━━ PROVIDED DATA

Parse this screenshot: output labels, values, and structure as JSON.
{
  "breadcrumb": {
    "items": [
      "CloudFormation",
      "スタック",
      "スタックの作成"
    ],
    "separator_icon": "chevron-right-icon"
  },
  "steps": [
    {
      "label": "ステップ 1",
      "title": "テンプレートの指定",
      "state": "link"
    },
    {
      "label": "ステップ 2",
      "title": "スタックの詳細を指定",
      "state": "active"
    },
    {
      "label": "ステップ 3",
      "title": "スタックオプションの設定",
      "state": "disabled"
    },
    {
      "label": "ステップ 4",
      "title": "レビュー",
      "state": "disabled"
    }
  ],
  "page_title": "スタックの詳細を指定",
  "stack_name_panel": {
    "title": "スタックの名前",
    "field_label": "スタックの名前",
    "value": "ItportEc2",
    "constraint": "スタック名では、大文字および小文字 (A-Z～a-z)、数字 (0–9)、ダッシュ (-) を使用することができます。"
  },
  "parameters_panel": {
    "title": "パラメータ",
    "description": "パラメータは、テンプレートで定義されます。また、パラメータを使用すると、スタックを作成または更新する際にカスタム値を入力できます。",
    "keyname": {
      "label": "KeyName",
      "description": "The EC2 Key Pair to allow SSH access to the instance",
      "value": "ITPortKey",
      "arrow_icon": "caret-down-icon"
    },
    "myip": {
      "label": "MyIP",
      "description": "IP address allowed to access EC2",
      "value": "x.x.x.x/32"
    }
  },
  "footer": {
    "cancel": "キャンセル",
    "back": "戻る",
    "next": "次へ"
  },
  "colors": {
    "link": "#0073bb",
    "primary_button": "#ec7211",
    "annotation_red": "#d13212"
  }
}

━━━━
━━ PROVIDED DATA

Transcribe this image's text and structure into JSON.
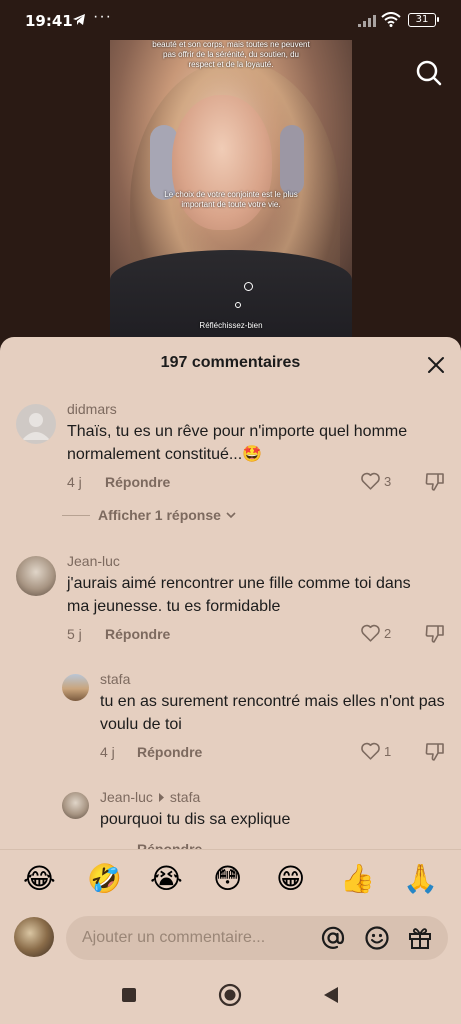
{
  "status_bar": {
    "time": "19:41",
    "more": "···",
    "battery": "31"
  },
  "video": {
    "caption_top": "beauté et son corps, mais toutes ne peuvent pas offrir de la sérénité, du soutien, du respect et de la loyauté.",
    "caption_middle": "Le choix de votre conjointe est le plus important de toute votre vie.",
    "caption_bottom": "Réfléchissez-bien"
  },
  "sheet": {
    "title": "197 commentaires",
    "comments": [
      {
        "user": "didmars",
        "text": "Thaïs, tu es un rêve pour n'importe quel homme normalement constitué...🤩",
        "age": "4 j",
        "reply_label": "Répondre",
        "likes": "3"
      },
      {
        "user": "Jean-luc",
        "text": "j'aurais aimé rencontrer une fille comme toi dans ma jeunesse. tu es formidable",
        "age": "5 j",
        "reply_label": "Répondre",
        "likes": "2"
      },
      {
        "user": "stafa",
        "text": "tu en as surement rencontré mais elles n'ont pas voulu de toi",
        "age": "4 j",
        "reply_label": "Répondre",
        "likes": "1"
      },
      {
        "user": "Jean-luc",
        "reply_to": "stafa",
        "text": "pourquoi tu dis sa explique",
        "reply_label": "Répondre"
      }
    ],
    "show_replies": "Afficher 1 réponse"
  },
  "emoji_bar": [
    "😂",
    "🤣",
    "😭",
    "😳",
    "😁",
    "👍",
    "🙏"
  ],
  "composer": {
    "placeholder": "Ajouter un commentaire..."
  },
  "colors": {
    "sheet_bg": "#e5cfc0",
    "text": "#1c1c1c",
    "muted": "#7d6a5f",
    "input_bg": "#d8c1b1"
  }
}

━━━━

WHAT THE EXERCISE ASKS:
Look through the material above and work out how many of its lines contain "text". State the number only.

COMPLETE OUTPUT:
6